Records from a collection

--- BEGIN ---

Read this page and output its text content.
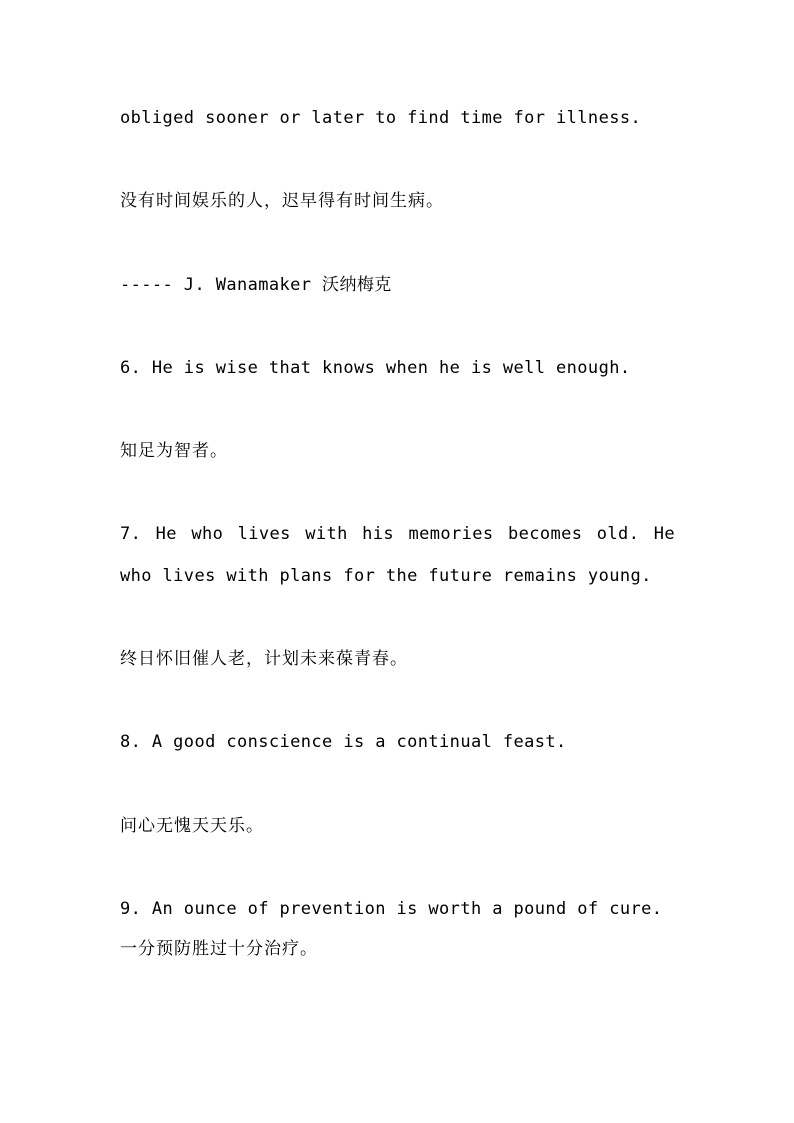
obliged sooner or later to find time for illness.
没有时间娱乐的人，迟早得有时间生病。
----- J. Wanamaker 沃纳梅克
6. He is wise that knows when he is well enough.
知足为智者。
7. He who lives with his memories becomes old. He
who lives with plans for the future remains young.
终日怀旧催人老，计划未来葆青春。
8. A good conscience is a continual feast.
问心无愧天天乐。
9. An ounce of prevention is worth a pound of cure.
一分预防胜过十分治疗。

--- END ---

WHAT THE EXERCISE ASKS - Leave the pictures out and write out every entry exactly as given.

OUTPUT OF THE TASK -
Read this page and output its text content.
obliged sooner or later to find time for illness.
没有时间娱乐的人，迟早得有时间生病。
----- J. Wanamaker 沃纳梅克
6. He is wise that knows when he is well enough.
知足为智者。
7. He who lives with his memories becomes old. He
who lives with plans for the future remains young.
终日怀旧催人老，计划未来葆青春。
8. A good conscience is a continual feast.
问心无愧天天乐。
9. An ounce of prevention is worth a pound of cure.
一分预防胜过十分治疗。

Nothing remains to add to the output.